_EXTRACTED INFORMATION_:
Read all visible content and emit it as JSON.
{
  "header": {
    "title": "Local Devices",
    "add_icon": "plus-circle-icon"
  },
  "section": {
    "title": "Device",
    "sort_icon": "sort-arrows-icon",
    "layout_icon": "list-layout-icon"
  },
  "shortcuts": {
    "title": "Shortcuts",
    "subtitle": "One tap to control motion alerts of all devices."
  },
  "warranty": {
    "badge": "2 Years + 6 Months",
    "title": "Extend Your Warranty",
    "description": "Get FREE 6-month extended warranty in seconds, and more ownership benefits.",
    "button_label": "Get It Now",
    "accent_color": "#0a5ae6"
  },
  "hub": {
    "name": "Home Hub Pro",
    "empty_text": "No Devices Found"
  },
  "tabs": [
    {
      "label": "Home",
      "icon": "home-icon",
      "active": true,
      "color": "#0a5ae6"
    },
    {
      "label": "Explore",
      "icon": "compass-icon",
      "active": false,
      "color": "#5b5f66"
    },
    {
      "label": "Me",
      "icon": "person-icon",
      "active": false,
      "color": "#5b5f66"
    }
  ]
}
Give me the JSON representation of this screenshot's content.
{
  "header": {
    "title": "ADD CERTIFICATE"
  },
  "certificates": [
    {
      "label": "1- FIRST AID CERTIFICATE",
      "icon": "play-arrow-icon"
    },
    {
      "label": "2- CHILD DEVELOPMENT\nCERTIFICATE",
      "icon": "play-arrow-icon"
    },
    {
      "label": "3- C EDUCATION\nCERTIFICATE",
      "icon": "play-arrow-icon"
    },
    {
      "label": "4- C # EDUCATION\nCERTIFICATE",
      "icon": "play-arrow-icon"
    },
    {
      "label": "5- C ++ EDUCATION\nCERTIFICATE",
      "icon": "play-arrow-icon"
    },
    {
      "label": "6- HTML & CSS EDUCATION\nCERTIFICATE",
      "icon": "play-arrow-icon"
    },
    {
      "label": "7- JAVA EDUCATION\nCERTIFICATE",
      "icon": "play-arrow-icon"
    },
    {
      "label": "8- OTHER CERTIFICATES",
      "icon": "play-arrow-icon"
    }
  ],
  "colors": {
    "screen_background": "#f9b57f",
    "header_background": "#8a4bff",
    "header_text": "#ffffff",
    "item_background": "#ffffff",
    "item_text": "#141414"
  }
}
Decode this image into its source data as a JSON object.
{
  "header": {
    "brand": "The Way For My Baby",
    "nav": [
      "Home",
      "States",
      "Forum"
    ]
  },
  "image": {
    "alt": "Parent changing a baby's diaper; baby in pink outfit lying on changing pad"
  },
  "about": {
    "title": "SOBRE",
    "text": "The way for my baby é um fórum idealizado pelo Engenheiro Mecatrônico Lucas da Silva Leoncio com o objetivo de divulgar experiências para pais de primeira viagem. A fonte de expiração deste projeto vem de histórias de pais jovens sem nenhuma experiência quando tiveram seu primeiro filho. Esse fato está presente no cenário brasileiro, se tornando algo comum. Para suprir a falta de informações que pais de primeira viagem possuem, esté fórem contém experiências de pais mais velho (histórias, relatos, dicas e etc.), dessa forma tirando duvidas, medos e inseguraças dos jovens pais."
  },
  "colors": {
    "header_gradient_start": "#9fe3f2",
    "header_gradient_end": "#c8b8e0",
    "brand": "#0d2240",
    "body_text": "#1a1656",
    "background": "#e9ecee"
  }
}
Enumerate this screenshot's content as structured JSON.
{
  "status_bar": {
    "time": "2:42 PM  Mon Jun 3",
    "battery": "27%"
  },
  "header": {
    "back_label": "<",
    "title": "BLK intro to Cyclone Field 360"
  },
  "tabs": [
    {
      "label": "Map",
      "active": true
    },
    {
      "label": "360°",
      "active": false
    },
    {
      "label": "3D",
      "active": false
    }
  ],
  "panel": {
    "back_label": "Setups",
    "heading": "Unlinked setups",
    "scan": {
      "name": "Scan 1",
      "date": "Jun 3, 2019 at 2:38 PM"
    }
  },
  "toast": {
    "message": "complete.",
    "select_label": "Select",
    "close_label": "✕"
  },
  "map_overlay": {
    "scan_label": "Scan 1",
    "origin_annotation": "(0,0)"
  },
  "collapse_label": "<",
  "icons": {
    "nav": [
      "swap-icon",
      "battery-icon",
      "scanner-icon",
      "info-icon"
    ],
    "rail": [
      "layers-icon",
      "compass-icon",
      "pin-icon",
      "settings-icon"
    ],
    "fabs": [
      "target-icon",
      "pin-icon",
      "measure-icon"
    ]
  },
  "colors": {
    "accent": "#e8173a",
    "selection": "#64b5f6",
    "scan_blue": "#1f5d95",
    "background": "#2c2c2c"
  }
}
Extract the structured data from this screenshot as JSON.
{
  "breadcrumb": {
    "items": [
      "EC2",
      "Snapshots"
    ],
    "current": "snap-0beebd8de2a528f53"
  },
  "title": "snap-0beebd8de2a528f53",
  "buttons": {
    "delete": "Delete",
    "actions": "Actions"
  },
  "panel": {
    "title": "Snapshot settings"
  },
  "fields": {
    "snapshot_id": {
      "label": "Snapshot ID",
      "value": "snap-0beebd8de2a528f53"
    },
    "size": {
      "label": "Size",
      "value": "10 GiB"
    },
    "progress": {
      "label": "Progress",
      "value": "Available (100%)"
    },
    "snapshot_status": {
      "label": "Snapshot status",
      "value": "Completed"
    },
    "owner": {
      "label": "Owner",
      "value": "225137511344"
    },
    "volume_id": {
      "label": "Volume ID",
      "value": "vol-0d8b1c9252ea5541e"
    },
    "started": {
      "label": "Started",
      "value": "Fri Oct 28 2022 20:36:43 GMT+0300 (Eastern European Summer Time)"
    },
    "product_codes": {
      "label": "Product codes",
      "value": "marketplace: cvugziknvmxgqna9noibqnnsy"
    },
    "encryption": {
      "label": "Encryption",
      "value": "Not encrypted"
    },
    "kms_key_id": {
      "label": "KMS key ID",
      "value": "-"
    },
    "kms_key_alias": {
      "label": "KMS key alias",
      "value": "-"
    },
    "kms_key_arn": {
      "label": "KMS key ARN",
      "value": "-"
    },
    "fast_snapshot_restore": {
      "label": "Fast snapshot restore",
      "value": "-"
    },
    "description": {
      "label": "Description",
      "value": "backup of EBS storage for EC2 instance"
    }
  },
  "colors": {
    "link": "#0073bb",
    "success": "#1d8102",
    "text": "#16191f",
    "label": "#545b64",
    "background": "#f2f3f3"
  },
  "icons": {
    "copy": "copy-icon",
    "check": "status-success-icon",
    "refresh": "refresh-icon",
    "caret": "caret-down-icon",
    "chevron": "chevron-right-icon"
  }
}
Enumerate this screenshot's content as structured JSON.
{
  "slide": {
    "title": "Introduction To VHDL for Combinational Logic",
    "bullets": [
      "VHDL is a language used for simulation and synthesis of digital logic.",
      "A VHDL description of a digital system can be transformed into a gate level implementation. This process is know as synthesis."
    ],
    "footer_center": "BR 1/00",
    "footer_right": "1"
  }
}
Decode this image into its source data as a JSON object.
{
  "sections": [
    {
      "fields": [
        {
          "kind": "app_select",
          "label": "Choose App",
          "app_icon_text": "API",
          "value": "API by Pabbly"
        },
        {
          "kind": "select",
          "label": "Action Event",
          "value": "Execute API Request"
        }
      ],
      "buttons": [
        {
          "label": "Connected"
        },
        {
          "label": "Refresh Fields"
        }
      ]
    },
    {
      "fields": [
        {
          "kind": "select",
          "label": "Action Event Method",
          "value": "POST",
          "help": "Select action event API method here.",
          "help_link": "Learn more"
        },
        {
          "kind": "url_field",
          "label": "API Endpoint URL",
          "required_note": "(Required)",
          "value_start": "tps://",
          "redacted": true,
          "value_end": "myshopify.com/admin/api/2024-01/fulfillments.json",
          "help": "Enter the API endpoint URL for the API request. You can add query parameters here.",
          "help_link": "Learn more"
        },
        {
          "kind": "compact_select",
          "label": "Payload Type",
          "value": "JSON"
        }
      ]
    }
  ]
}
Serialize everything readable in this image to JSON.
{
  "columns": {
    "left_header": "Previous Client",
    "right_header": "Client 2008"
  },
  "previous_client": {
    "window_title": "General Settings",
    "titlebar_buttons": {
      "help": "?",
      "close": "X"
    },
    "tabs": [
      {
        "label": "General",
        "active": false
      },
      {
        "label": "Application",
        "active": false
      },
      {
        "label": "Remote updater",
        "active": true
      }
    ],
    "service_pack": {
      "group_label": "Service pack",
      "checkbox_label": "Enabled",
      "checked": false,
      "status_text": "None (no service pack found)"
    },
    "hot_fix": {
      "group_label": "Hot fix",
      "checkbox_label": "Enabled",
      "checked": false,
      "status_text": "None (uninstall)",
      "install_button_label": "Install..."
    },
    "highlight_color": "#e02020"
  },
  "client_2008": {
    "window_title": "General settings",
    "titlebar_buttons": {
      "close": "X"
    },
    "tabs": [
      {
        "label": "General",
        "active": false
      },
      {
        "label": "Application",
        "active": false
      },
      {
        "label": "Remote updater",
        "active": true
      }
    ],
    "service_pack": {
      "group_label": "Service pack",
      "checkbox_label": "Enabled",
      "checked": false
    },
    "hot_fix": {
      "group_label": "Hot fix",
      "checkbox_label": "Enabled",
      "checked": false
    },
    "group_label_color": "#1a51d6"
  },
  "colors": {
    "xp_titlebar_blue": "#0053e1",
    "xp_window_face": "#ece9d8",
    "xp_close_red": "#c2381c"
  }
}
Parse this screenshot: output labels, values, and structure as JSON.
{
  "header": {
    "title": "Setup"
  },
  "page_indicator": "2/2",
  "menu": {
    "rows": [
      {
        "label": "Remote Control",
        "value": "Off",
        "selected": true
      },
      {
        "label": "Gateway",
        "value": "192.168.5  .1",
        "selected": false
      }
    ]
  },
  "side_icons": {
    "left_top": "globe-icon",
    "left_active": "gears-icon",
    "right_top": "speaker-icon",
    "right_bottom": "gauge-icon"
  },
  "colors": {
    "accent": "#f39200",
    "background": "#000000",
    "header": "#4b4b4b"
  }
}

_EXERCISE INSTRUCTIONS_: For the listing above, give the number of lines in which the string "screenshot" occurs, and nothing else.

_OUTPUT OF THE EXERCISE_: 5